## [EXERCISE DESCRIPTION]
Each line of the data that includes "label" must be copied.

## [STUDY MATERIAL]
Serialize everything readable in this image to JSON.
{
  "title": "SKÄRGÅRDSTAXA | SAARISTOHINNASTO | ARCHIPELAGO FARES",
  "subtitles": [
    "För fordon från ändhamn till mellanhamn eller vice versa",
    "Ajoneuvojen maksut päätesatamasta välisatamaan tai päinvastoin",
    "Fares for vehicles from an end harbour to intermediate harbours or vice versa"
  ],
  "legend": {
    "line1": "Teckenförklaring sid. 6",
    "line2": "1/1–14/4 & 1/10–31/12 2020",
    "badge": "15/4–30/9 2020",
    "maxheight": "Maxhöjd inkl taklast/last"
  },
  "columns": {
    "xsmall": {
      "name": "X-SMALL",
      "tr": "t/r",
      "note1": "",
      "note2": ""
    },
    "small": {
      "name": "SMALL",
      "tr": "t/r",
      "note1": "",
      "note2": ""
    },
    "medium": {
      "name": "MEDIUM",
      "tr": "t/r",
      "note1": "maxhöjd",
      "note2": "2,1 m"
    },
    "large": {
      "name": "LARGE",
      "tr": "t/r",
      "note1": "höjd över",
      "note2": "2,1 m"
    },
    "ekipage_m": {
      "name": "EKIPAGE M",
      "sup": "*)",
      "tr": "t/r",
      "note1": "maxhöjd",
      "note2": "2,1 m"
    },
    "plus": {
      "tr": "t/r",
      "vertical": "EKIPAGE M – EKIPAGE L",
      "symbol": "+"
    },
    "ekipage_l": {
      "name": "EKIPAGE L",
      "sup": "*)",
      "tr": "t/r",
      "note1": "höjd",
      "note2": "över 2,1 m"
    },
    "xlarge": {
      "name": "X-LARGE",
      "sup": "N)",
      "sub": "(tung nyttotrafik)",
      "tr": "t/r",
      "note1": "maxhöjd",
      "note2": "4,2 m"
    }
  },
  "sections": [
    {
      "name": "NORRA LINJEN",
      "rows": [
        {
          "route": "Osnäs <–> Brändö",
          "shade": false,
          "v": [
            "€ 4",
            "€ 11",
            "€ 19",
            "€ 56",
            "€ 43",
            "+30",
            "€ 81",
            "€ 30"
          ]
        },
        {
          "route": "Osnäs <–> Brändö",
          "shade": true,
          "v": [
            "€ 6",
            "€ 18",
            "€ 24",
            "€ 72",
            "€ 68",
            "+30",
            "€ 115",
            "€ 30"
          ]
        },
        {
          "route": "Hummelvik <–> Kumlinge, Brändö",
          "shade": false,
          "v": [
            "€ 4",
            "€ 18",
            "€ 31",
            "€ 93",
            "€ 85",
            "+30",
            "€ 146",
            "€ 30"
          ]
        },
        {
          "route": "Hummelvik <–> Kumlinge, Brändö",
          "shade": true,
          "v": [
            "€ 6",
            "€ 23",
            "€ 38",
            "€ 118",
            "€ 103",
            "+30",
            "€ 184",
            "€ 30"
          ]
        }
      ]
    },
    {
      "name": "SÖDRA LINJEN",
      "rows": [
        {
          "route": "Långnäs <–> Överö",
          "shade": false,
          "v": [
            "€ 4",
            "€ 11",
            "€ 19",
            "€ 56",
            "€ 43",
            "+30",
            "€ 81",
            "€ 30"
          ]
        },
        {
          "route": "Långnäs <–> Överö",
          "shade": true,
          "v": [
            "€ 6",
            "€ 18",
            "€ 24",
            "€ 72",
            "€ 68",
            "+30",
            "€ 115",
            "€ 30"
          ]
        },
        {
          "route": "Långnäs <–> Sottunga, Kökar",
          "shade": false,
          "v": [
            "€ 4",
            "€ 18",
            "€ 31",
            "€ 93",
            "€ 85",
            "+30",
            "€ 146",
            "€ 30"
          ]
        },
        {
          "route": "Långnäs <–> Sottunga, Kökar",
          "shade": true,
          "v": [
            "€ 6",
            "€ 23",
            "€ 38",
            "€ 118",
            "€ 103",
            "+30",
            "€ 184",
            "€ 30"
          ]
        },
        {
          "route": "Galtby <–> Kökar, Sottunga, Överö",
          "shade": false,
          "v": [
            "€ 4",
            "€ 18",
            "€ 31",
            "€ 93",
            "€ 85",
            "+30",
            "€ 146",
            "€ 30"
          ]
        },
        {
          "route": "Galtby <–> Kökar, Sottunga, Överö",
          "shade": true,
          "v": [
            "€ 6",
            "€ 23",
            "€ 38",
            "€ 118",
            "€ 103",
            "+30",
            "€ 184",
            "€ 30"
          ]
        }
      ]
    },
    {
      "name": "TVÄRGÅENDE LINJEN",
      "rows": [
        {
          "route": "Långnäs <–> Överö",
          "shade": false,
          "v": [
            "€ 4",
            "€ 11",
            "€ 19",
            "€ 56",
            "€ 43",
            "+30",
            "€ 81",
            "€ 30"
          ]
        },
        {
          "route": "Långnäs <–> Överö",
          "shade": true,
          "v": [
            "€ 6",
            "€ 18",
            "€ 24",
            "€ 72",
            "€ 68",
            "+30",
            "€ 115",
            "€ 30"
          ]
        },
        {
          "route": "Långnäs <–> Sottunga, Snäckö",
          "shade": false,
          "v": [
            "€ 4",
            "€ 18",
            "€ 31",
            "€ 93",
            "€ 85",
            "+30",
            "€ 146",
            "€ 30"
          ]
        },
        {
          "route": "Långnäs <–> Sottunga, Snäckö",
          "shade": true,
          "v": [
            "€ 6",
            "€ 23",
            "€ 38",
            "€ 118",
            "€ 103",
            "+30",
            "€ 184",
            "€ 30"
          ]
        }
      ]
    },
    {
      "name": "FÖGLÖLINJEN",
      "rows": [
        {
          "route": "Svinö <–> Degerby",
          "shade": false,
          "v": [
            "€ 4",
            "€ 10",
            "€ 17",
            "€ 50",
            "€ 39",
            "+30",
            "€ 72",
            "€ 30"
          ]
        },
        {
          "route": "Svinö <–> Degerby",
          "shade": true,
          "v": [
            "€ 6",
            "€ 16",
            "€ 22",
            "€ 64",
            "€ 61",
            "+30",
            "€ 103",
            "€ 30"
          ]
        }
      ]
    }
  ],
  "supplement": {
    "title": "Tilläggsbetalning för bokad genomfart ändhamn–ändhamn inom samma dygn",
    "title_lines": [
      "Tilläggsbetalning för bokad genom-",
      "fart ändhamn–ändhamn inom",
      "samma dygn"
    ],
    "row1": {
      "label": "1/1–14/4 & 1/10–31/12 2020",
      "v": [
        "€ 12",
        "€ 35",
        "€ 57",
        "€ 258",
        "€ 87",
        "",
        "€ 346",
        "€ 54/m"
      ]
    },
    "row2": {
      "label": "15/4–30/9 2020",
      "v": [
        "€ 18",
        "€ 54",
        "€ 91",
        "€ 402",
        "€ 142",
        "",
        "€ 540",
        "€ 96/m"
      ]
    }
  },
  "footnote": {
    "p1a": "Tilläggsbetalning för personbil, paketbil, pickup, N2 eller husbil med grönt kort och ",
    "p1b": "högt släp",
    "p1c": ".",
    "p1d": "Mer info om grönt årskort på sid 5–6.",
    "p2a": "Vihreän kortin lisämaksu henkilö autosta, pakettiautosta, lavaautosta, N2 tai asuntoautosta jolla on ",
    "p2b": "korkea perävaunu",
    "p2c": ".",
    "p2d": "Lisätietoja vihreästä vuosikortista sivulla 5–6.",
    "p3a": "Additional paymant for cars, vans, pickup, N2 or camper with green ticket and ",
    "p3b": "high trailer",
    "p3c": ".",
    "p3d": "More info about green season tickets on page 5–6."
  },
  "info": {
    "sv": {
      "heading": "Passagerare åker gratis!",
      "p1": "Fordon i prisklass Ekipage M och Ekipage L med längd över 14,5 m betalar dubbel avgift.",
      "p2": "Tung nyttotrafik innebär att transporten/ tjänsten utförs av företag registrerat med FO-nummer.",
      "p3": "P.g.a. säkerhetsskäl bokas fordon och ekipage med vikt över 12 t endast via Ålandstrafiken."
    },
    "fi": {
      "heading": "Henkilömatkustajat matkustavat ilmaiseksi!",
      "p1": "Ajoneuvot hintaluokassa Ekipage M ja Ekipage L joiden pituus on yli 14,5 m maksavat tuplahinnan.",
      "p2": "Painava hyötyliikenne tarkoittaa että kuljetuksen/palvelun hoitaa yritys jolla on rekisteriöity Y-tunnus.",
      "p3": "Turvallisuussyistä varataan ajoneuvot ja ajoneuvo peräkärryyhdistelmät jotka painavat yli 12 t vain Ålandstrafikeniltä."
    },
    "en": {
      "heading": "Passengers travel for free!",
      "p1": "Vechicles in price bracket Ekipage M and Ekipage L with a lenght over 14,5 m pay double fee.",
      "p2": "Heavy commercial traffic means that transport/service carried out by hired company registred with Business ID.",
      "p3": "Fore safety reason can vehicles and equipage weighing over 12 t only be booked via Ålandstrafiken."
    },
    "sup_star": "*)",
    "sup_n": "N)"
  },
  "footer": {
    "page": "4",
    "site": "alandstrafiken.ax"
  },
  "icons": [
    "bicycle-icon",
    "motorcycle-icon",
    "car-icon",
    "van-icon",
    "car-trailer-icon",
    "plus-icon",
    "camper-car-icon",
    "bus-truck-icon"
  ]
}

## [SOLUTION FOR THIS TASK]
      "label": "1/1–14/4 & 1/10–31/12 2020",
      "label": "15/4–30/9 2020",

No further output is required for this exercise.